[Records excerpted from a collection]
# # # # # # #
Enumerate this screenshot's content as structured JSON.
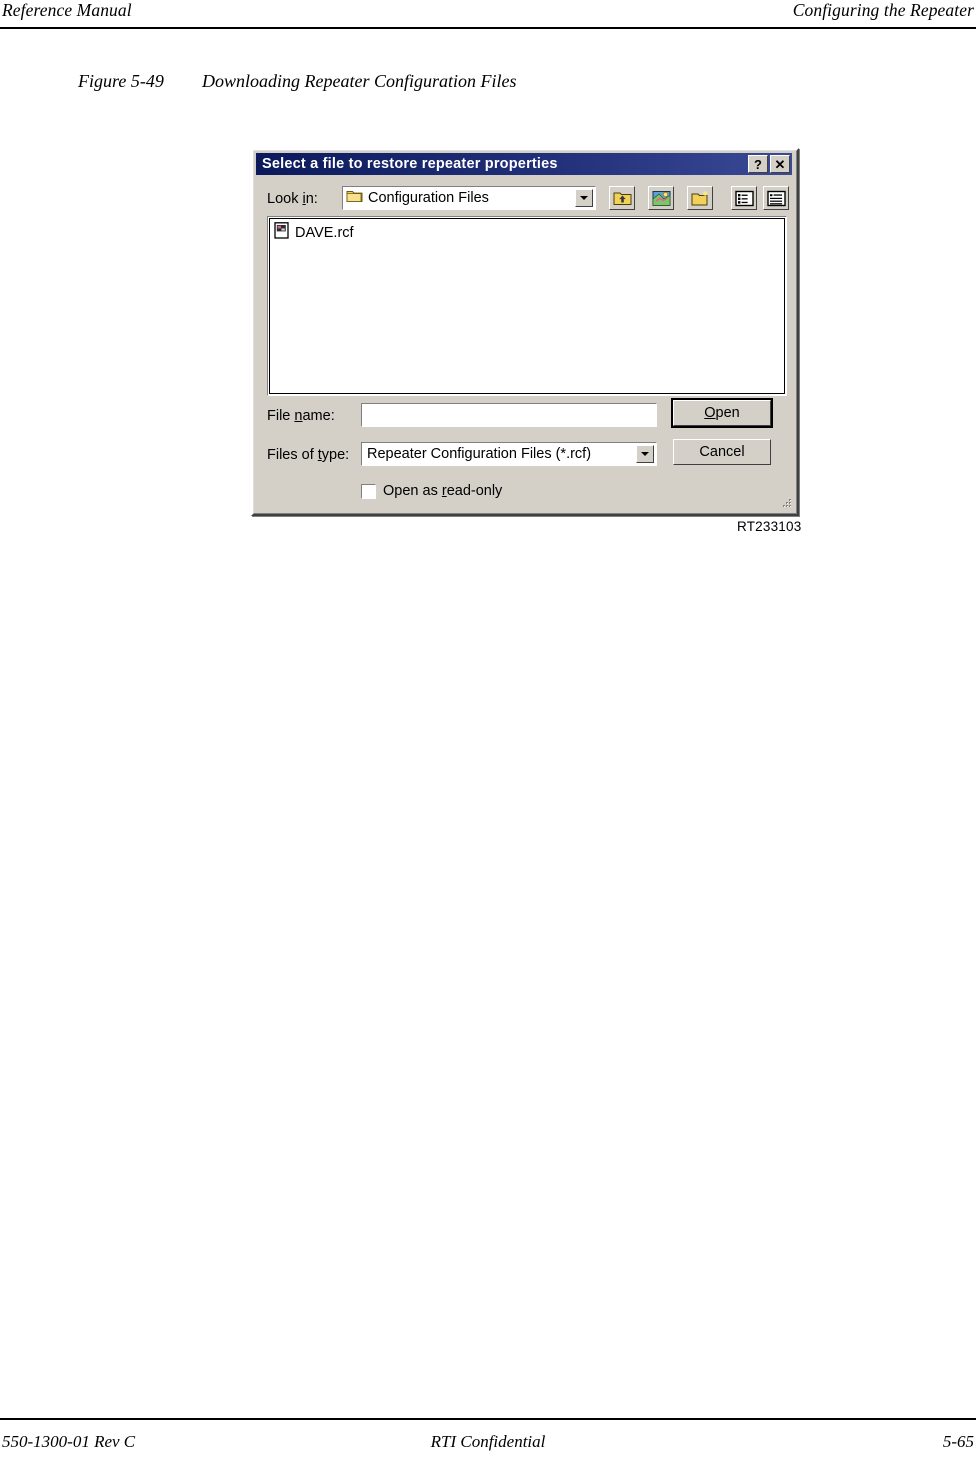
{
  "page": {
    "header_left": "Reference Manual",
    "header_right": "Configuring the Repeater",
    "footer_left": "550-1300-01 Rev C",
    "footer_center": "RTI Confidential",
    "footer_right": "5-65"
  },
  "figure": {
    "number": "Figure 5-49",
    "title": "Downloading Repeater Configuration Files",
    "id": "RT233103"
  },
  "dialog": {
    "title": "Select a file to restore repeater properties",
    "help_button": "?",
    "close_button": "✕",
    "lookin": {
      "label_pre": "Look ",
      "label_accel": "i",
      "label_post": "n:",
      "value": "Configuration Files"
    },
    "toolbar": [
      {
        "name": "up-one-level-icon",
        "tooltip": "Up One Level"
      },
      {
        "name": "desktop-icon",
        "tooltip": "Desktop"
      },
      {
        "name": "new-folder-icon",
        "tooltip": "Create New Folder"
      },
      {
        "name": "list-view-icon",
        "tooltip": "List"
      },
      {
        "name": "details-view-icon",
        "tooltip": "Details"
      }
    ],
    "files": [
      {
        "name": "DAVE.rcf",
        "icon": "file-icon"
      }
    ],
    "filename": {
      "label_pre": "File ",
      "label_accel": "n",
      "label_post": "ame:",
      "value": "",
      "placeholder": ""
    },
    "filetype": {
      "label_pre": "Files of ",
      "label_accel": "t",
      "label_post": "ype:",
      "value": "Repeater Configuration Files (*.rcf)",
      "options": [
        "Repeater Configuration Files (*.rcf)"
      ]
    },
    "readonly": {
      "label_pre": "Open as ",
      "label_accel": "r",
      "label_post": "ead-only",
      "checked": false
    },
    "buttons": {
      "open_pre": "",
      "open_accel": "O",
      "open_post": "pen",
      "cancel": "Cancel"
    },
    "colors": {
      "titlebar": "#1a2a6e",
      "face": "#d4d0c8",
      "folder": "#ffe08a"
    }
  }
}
# # # # # # #
Task goal >> Word for word, quote the lines above. Omit the pictures.

Right answer >>
Enumerate this screenshot's content as structured JSON.
{
  "page": {
    "header_left": "Reference Manual",
    "header_right": "Configuring the Repeater",
    "footer_left": "550-1300-01 Rev C",
    "footer_center": "RTI Confidential",
    "footer_right": "5-65"
  },
  "figure": {
    "number": "Figure 5-49",
    "title": "Downloading Repeater Configuration Files",
    "id": "RT233103"
  },
  "dialog": {
    "title": "Select a file to restore repeater properties",
    "help_button": "?",
    "close_button": "✕",
    "lookin": {
      "label_pre": "Look ",
      "label_accel": "i",
      "label_post": "n:",
      "value": "Configuration Files"
    },
    "toolbar": [
      {
        "name": "up-one-level-icon",
        "tooltip": "Up One Level"
      },
      {
        "name": "desktop-icon",
        "tooltip": "Desktop"
      },
      {
        "name": "new-folder-icon",
        "tooltip": "Create New Folder"
      },
      {
        "name": "list-view-icon",
        "tooltip": "List"
      },
      {
        "name": "details-view-icon",
        "tooltip": "Details"
      }
    ],
    "files": [
      {
        "name": "DAVE.rcf",
        "icon": "file-icon"
      }
    ],
    "filename": {
      "label_pre": "File ",
      "label_accel": "n",
      "label_post": "ame:",
      "value": "",
      "placeholder": ""
    },
    "filetype": {
      "label_pre": "Files of ",
      "label_accel": "t",
      "label_post": "ype:",
      "value": "Repeater Configuration Files (*.rcf)",
      "options": [
        "Repeater Configuration Files (*.rcf)"
      ]
    },
    "readonly": {
      "label_pre": "Open as ",
      "label_accel": "r",
      "label_post": "ead-only",
      "checked": false
    },
    "buttons": {
      "open_pre": "",
      "open_accel": "O",
      "open_post": "pen",
      "cancel": "Cancel"
    },
    "colors": {
      "titlebar": "#1a2a6e",
      "face": "#d4d0c8",
      "folder": "#ffe08a"
    }
  }
}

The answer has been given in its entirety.